Work to be completed>
Reproduce the records below in full and exactly, without their images.

··· Data shown

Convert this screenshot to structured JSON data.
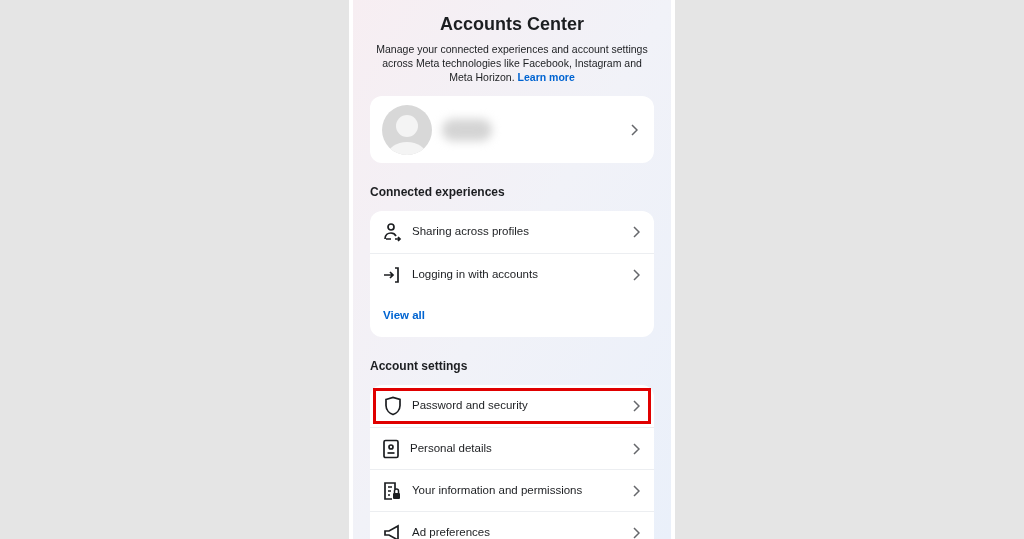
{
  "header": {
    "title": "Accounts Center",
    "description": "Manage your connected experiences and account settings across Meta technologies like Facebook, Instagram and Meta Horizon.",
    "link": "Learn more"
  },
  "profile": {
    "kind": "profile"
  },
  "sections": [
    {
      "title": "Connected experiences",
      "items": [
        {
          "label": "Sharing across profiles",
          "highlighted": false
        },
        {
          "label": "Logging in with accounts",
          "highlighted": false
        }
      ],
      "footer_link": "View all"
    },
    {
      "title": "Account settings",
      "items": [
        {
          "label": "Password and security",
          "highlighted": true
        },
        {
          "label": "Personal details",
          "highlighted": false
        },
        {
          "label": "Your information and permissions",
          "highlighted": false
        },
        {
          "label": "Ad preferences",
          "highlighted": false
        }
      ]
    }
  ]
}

······

Completed task>
Convert this screenshot to structured JSON data.
{
  "header": {
    "title": "Accounts Center",
    "description": "Manage your connected experiences and account settings across Meta technologies like Facebook, Instagram and Meta Horizon.",
    "link": "Learn more"
  },
  "profile": {
    "kind": "profile"
  },
  "sections": [
    {
      "title": "Connected experiences",
      "items": [
        {
          "label": "Sharing across profiles",
          "highlighted": false
        },
        {
          "label": "Logging in with accounts",
          "highlighted": false
        }
      ],
      "footer_link": "View all"
    },
    {
      "title": "Account settings",
      "items": [
        {
          "label": "Password and security",
          "highlighted": true
        },
        {
          "label": "Personal details",
          "highlighted": false
        },
        {
          "label": "Your information and permissions",
          "highlighted": false
        },
        {
          "label": "Ad preferences",
          "highlighted": false
        }
      ]
    }
  ]
}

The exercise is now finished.